▶ **Written task**:
The records below are to be copied word for word, with every picture left out.
-- Start of Records for this task --
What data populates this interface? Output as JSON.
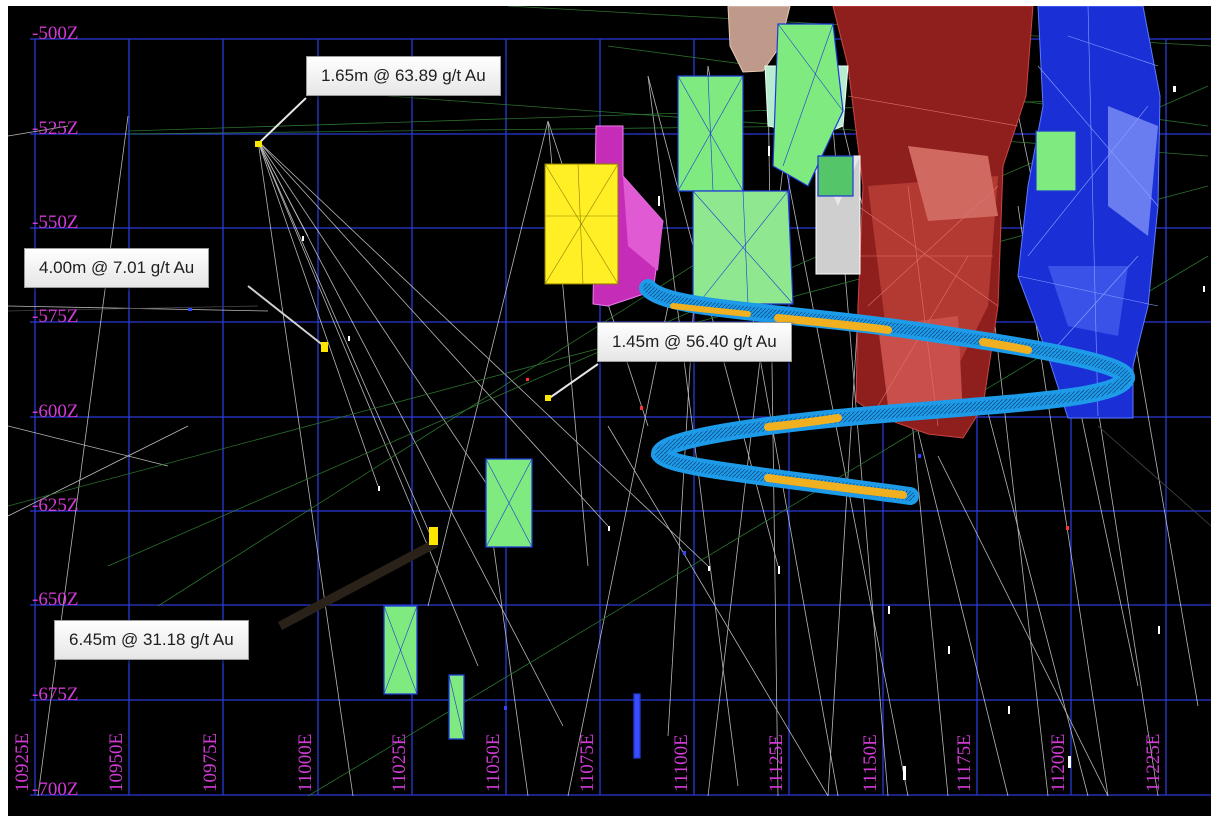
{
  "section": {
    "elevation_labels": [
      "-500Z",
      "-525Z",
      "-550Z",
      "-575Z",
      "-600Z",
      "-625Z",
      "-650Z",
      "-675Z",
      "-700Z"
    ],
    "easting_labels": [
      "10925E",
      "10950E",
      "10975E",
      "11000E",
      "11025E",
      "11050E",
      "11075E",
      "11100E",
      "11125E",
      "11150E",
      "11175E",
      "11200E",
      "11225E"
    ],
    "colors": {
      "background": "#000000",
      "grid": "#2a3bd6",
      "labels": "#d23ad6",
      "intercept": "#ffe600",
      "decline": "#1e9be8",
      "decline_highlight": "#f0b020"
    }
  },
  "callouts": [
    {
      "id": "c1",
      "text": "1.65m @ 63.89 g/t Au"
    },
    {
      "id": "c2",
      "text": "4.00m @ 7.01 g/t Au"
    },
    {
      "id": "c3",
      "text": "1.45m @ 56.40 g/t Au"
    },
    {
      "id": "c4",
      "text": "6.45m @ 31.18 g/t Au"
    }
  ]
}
-- End of Records for this task --
▶ **Task solution**:
What data populates this interface? Output as JSON.
{
  "section": {
    "elevation_labels": [
      "-500Z",
      "-525Z",
      "-550Z",
      "-575Z",
      "-600Z",
      "-625Z",
      "-650Z",
      "-675Z",
      "-700Z"
    ],
    "easting_labels": [
      "10925E",
      "10950E",
      "10975E",
      "11000E",
      "11025E",
      "11050E",
      "11075E",
      "11100E",
      "11125E",
      "11150E",
      "11175E",
      "11200E",
      "11225E"
    ],
    "colors": {
      "background": "#000000",
      "grid": "#2a3bd6",
      "labels": "#d23ad6",
      "intercept": "#ffe600",
      "decline": "#1e9be8",
      "decline_highlight": "#f0b020"
    }
  },
  "callouts": [
    {
      "id": "c1",
      "text": "1.65m @ 63.89 g/t Au"
    },
    {
      "id": "c2",
      "text": "4.00m @ 7.01 g/t Au"
    },
    {
      "id": "c3",
      "text": "1.45m @ 56.40 g/t Au"
    },
    {
      "id": "c4",
      "text": "6.45m @ 31.18 g/t Au"
    }
  ]
}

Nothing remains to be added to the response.